--- START OF Data shown ---

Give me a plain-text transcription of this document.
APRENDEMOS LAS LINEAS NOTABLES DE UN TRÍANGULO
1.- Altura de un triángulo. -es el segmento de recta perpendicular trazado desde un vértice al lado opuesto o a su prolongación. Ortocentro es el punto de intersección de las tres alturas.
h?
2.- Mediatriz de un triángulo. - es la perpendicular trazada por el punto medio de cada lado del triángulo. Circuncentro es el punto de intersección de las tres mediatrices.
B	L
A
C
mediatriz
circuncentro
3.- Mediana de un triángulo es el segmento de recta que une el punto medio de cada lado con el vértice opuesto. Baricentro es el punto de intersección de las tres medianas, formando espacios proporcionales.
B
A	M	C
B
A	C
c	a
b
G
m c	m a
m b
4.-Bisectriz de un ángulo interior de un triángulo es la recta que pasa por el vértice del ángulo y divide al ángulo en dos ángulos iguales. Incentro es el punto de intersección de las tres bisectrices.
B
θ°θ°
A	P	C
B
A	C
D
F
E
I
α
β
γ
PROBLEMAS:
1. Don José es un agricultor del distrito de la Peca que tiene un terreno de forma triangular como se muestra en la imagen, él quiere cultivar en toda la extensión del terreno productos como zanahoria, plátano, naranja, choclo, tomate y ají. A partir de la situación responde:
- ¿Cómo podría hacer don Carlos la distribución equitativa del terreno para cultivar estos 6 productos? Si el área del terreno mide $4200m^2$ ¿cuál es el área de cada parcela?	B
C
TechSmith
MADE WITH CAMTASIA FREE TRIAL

--- END OF Data shown ---

How many lines of the entries above hold the string "segmento"? Reply with the number alone.

- _Full output_
2